Task to complete: Filter the data for lines with the word "text", then copy every line so identified.

Task input:
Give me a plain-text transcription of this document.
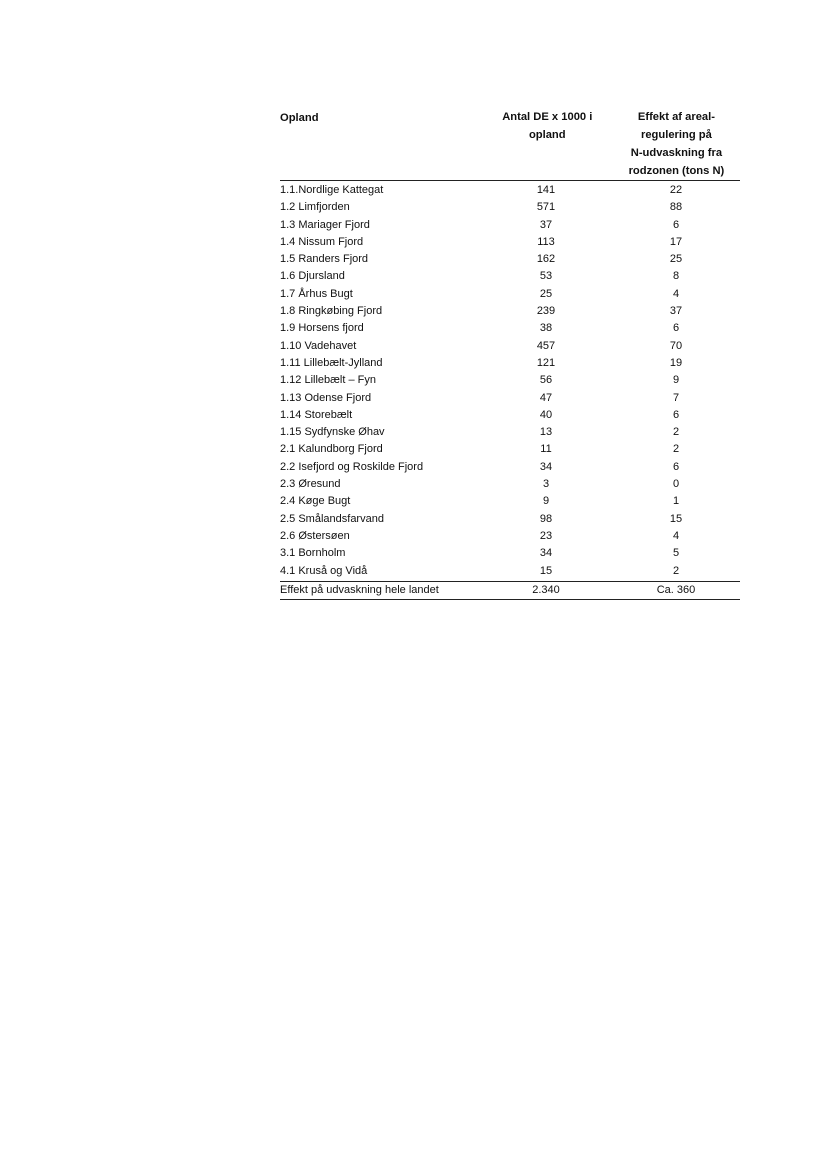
Opland	Antal DE x 1000 i
opland
Effekt af areal-
regulering på
N-udvaskning fra
rodzonen (tons N)
1.1.Nordlige Kattegat	141	22
1.2 Limfjorden	571	88
1.3 Mariager Fjord	37	6
1.4 Nissum Fjord	113	17
1.5 Randers Fjord	162	25
1.6 Djursland	53	8
1.7 Århus Bugt	25	4
1.8 Ringkøbing Fjord	239	37
1.9 Horsens fjord	38	6
1.10 Vadehavet	457	70
1.11 Lillebælt-Jylland	121	19
1.12 Lillebælt – Fyn	56	9
1.13 Odense Fjord	47	7
1.14 Storebælt	40	6
1.15 Sydfynske Øhav	13	2
2.1 Kalundborg Fjord	11	2
2.2 Isefjord og Roskilde Fjord	34	6
2.3 Øresund	3	0
2.4 Køge Bugt	9	1
2.5 Smålandsfarvand	98	15
2.6 Østersøen	23	4
3.1 Bornholm	34	5
4.1 Kruså og Vidå	15	2
Effekt på udvaskning hele landet	2.340	Ca. 360
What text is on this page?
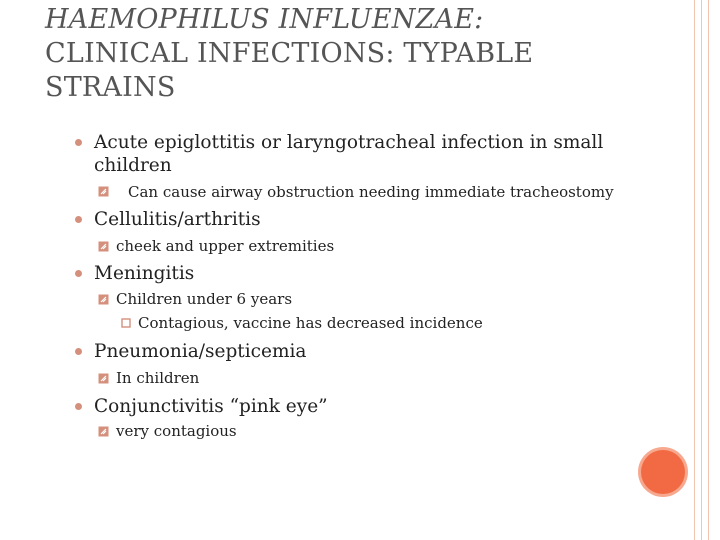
HAEMOPHILUS INFLUENZAE:
CLINICAL INFECTIONS: TYPABLE
STRAINS
Acute epiglottitis or laryngotracheal infection in small children
Can cause airway obstruction needing immediate tracheostomy
Cellulitis/arthritis
cheek and upper extremities
Meningitis
Children under 6 years
Contagious, vaccine has decreased incidence
Pneumonia/septicemia
In children
Conjunctivitis “pink eye”
very contagious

Task solution:
Give me a plain-text transcription of this document.
What text is on this page?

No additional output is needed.